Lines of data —
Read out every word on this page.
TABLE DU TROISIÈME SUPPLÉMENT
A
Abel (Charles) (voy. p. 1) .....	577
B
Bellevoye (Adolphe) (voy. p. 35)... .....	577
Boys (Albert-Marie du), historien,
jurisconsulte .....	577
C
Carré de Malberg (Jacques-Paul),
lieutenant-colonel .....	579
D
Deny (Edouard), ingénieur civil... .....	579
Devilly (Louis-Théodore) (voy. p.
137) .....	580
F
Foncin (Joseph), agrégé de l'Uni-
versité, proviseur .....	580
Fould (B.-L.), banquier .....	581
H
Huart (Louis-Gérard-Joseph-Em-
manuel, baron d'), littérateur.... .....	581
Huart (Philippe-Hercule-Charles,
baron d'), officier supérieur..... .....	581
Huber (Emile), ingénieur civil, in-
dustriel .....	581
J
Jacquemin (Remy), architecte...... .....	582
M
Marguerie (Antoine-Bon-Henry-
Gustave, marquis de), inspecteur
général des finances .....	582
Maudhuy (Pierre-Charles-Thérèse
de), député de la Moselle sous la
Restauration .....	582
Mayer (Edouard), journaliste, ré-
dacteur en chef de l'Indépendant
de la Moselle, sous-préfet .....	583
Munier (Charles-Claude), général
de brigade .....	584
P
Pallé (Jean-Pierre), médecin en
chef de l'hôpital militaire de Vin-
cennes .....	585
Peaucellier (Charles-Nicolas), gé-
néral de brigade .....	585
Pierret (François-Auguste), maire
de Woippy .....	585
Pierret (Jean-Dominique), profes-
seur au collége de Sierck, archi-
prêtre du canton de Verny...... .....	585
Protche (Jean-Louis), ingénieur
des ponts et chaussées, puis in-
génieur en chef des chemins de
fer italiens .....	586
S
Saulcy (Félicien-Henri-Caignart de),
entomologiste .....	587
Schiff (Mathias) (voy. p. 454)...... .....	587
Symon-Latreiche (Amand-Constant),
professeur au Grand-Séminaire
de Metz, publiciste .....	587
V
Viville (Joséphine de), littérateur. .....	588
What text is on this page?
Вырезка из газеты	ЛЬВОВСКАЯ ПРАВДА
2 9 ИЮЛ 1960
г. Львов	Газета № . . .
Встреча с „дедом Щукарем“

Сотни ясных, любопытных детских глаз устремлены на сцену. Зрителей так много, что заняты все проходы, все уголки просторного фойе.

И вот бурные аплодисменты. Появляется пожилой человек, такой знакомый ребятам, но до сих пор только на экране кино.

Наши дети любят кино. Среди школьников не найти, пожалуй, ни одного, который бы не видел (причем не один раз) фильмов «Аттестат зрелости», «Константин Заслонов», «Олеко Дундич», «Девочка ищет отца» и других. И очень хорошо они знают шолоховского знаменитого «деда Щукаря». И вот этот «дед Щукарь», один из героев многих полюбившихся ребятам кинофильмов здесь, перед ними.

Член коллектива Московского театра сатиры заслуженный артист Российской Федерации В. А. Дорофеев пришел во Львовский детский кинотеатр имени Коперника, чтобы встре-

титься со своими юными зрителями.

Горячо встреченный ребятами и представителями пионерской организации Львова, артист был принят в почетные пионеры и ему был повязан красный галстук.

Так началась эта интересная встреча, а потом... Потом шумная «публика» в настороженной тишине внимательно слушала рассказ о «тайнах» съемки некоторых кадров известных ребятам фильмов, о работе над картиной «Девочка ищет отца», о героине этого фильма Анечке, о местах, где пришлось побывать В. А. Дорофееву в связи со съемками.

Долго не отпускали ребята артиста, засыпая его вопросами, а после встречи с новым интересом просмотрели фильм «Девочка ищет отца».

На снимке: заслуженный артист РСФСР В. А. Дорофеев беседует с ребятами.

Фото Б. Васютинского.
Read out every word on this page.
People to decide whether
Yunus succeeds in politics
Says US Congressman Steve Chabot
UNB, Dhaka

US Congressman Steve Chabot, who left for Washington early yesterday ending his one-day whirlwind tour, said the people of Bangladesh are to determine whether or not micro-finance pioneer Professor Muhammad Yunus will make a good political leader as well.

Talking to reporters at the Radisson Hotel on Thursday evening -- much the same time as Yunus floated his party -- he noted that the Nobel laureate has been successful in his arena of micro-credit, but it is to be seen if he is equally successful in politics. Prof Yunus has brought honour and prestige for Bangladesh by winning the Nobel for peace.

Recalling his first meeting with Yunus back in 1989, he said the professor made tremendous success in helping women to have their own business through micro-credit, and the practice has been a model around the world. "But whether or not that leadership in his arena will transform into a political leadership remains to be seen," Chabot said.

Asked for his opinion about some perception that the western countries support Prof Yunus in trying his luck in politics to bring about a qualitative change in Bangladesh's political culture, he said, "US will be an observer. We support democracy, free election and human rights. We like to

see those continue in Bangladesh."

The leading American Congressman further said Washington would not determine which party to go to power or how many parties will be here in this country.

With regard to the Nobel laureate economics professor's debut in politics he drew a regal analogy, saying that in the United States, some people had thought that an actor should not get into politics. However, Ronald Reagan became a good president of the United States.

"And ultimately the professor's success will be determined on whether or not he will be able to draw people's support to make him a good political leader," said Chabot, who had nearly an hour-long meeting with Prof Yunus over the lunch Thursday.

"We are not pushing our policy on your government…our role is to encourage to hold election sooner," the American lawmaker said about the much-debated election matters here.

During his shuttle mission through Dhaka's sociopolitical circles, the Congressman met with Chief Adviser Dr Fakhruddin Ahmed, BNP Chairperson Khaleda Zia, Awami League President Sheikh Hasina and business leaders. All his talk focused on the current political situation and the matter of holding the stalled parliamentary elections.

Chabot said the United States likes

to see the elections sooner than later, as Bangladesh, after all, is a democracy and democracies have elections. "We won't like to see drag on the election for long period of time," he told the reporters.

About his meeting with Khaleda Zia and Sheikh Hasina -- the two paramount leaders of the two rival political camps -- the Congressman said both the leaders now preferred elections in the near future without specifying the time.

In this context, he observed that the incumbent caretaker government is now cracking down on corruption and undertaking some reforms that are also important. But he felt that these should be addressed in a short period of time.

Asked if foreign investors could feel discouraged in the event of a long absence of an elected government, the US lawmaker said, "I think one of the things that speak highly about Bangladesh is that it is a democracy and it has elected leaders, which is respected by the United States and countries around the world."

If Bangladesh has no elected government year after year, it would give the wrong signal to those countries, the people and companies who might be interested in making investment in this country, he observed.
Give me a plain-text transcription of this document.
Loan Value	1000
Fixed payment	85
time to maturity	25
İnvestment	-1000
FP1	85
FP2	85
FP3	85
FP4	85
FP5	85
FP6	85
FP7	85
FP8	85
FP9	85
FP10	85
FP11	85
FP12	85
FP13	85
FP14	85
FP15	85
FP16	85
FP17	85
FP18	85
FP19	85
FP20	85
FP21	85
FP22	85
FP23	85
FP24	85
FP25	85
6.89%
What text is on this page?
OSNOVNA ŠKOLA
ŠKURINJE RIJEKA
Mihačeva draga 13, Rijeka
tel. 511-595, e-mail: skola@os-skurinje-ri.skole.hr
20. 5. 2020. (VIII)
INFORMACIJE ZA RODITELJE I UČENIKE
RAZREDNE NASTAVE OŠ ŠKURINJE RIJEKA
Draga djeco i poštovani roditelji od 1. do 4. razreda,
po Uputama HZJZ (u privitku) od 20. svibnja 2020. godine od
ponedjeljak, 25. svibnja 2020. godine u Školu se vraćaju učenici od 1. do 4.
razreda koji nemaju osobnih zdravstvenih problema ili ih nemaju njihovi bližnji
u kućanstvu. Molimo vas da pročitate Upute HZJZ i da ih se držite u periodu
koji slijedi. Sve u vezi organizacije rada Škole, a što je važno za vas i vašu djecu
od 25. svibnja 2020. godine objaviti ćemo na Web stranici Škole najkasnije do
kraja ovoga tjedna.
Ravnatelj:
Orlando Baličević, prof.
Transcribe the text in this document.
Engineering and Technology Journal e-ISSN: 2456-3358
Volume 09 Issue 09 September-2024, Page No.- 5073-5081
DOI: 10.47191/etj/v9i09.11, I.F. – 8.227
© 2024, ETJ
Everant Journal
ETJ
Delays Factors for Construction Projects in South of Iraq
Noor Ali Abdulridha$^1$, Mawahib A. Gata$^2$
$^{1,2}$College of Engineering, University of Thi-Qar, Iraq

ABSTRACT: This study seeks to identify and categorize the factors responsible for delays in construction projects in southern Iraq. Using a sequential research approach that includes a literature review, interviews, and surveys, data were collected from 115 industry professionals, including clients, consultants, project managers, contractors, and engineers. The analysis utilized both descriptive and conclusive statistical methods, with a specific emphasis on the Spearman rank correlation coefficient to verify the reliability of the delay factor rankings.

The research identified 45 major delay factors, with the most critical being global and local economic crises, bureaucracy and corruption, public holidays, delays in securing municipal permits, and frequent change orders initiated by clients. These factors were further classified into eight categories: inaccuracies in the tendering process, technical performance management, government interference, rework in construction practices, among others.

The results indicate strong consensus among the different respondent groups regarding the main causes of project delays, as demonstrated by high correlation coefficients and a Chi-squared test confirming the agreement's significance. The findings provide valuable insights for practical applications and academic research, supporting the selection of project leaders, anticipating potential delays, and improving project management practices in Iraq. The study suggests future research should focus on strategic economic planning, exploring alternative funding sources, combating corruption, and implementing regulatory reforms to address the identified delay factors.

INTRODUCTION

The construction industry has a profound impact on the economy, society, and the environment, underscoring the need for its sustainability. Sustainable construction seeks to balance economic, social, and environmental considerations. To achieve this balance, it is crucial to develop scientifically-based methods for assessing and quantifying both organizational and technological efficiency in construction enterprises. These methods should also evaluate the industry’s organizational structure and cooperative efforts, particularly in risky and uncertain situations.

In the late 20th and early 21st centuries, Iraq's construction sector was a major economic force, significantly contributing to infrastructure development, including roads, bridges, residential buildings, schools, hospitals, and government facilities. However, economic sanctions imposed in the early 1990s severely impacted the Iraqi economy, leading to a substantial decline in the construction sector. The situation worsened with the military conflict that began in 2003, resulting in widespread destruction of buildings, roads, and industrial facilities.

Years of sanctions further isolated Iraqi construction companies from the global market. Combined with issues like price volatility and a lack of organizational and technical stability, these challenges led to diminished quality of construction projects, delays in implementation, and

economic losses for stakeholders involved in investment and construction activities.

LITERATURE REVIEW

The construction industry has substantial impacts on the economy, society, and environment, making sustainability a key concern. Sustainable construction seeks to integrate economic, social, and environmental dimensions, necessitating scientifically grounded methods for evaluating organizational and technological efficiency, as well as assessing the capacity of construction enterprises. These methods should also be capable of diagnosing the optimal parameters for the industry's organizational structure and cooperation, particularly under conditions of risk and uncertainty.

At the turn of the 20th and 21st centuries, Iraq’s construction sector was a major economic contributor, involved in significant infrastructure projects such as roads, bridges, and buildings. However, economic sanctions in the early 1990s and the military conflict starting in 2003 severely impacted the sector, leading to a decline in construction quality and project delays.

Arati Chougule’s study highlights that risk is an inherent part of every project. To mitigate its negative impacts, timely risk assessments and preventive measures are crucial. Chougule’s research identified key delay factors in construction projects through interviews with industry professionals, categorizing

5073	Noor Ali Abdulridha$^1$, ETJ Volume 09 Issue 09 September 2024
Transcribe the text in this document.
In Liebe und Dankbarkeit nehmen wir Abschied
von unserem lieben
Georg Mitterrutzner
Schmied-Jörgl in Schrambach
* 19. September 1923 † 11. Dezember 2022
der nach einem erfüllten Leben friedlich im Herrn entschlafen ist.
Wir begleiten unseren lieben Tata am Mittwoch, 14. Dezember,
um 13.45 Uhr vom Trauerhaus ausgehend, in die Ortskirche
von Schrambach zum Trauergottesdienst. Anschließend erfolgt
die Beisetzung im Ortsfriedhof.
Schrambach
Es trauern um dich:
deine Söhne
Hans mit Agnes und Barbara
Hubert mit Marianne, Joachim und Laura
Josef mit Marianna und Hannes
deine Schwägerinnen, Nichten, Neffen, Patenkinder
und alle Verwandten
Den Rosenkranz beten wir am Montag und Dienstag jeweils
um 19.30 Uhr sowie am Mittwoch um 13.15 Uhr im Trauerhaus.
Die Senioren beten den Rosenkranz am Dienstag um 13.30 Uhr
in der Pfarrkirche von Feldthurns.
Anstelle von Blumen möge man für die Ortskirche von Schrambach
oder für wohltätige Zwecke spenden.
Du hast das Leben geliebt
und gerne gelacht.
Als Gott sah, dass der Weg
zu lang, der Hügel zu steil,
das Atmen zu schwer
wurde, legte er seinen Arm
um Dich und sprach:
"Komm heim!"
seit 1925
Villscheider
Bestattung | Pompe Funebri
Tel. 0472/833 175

GIVEN INSTRUCTION — Exactly how many lines contain "reporters"? State the number and nothing else.

WRITTEN REPLY — 2